-- START Data entries --

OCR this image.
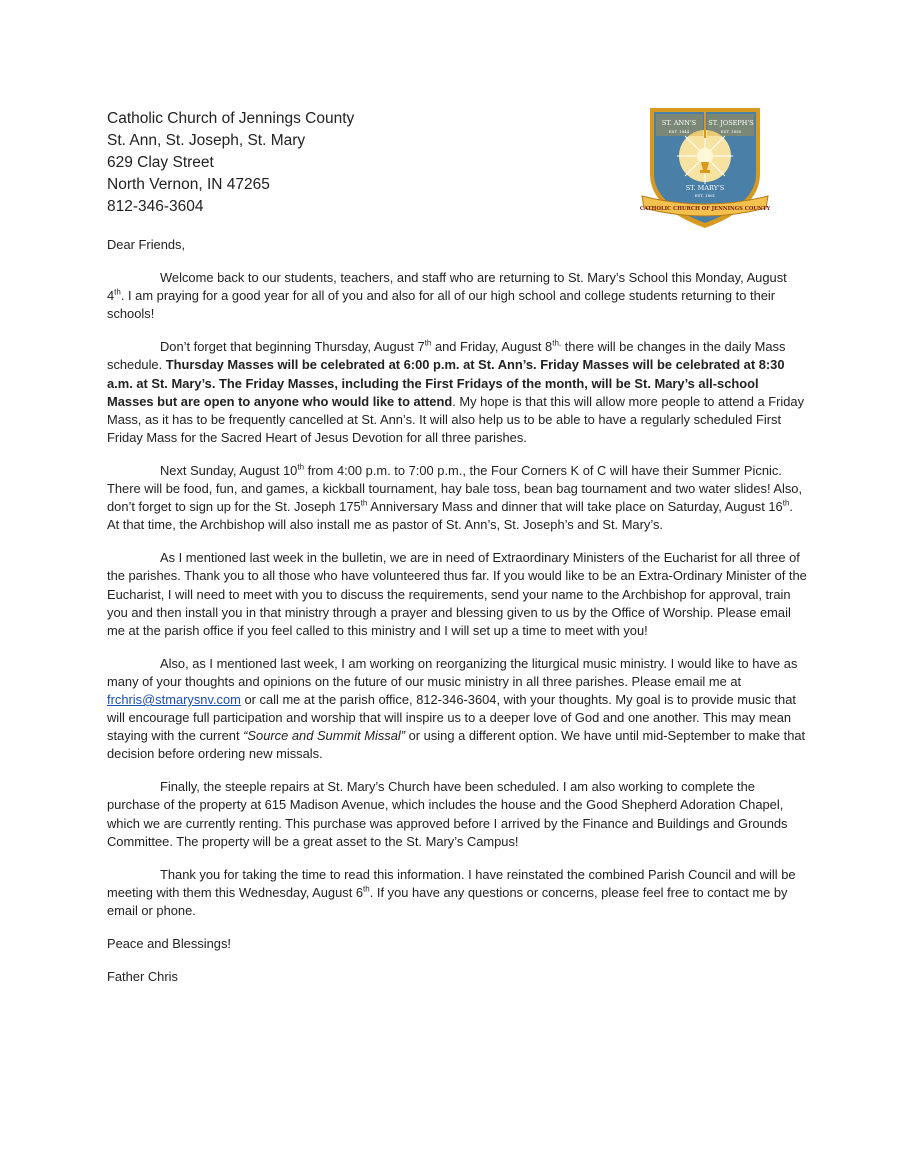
Catholic Church of Jennings County
St. Ann, St. Joseph, St. Mary
629 Clay Street
North Vernon, IN 47265
812-346-3604
ST. ANN'S
EST. 1844
ST. JOSEPH'S
EST. 1850
ST. MARY'S
EST. 1861
CATHOLIC CHURCH OF JENNINGS COUNTY

Dear Friends,

Welcome back to our students, teachers, and staff who are returning to St. Mary’s School this Monday, August 4th. I am praying for a good year for all of you and also for all of our high school and college students returning to their schools!

Don’t forget that beginning Thursday, August 7th and Friday, August $8^{th,}$ there will be changes in the daily Mass schedule. Thursday Masses will be celebrated at 6:00 p.m. at St. Ann’s. Friday Masses will be celebrated at 8:30 a.m. at St. Mary’s. The Friday Masses, including the First Fridays of the month, will be St. Mary’s all-school Masses but are open to anyone who would like to attend. My hope is that this will allow more people to attend a Friday Mass, as it has to be frequently cancelled at St. Ann’s. It will also help us to be able to have a regularly scheduled First Friday Mass for the Sacred Heart of Jesus Devotion for all three parishes.

Next Sunday, August 10th from 4:00 p.m. to 7:00 p.m., the Four Corners K of C will have their Summer Picnic. There will be food, fun, and games, a kickball tournament, hay bale toss, bean bag tournament and two water slides! Also, don’t forget to sign up for the St. Joseph 175th Anniversary Mass and dinner that will take place on Saturday, August 16th. At that time, the Archbishop will also install me as pastor of St. Ann’s, St. Joseph’s and St. Mary’s.

As I mentioned last week in the bulletin, we are in need of Extraordinary Ministers of the Eucharist for all three of the parishes. Thank you to all those who have volunteered thus far. If you would like to be an Extra-Ordinary Minister of the Eucharist, I will need to meet with you to discuss the requirements, send your name to the Archbishop for approval, train you and then install you in that ministry through a prayer and blessing given to us by the Office of Worship. Please email me at the parish office if you feel called to this ministry and I will set up a time to meet with you!

Also, as I mentioned last week, I am working on reorganizing the liturgical music ministry. I would like to have as many of your thoughts and opinions on the future of our music ministry in all three parishes. Please email me at frchris@stmarysnv.com or call me at the parish office, 812-346-3604, with your thoughts. My goal is to provide music that will encourage full participation and worship that will inspire us to a deeper love of God and one another. This may mean staying with the current “Source and Summit Missal” or using a different option. We have until mid-September to make that decision before ordering new missals.

Finally, the steeple repairs at St. Mary’s Church have been scheduled. I am also working to complete the purchase of the property at 615 Madison Avenue, which includes the house and the Good Shepherd Adoration Chapel, which we are currently renting. This purchase was approved before I arrived by the Finance and Buildings and Grounds Committee. The property will be a great asset to the St. Mary’s Campus!

Thank you for taking the time to read this information. I have reinstated the combined Parish Council and will be meeting with them this Wednesday, August 6th. If you have any questions or concerns, please feel free to contact me by email or phone.

Peace and Blessings!

Father Chris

-- END Data entries --

§ What to produce
Quote the data exactly, leaving every image out of the copy.

§ Result for this exercise
OCR this image.
Catholic Church of Jennings County
St. Ann, St. Joseph, St. Mary
629 Clay Street
North Vernon, IN 47265
812-346-3604
ST. ANN'S
EST. 1844
ST. JOSEPH'S
EST. 1850
ST. MARY'S
EST. 1861
CATHOLIC CHURCH OF JENNINGS COUNTY

Dear Friends,

Welcome back to our students, teachers, and staff who are returning to St. Mary’s School this Monday, August 4th. I am praying for a good year for all of you and also for all of our high school and college students returning to their schools!

Don’t forget that beginning Thursday, August 7th and Friday, August $8^{th,}$ there will be changes in the daily Mass schedule. Thursday Masses will be celebrated at 6:00 p.m. at St. Ann’s. Friday Masses will be celebrated at 8:30 a.m. at St. Mary’s. The Friday Masses, including the First Fridays of the month, will be St. Mary’s all-school Masses but are open to anyone who would like to attend. My hope is that this will allow more people to attend a Friday Mass, as it has to be frequently cancelled at St. Ann’s. It will also help us to be able to have a regularly scheduled First Friday Mass for the Sacred Heart of Jesus Devotion for all three parishes.

Next Sunday, August 10th from 4:00 p.m. to 7:00 p.m., the Four Corners K of C will have their Summer Picnic. There will be food, fun, and games, a kickball tournament, hay bale toss, bean bag tournament and two water slides! Also, don’t forget to sign up for the St. Joseph 175th Anniversary Mass and dinner that will take place on Saturday, August 16th. At that time, the Archbishop will also install me as pastor of St. Ann’s, St. Joseph’s and St. Mary’s.

As I mentioned last week in the bulletin, we are in need of Extraordinary Ministers of the Eucharist for all three of the parishes. Thank you to all those who have volunteered thus far. If you would like to be an Extra-Ordinary Minister of the Eucharist, I will need to meet with you to discuss the requirements, send your name to the Archbishop for approval, train you and then install you in that ministry through a prayer and blessing given to us by the Office of Worship. Please email me at the parish office if you feel called to this ministry and I will set up a time to meet with you!

Also, as I mentioned last week, I am working on reorganizing the liturgical music ministry. I would like to have as many of your thoughts and opinions on the future of our music ministry in all three parishes. Please email me at frchris@stmarysnv.com or call me at the parish office, 812-346-3604, with your thoughts. My goal is to provide music that will encourage full participation and worship that will inspire us to a deeper love of God and one another. This may mean staying with the current “Source and Summit Missal” or using a different option. We have until mid-September to make that decision before ordering new missals.

Finally, the steeple repairs at St. Mary’s Church have been scheduled. I am also working to complete the purchase of the property at 615 Madison Avenue, which includes the house and the Good Shepherd Adoration Chapel, which we are currently renting. This purchase was approved before I arrived by the Finance and Buildings and Grounds Committee. The property will be a great asset to the St. Mary’s Campus!

Thank you for taking the time to read this information. I have reinstated the combined Parish Council and will be meeting with them this Wednesday, August 6th. If you have any questions or concerns, please feel free to contact me by email or phone.

Peace and Blessings!

Father Chris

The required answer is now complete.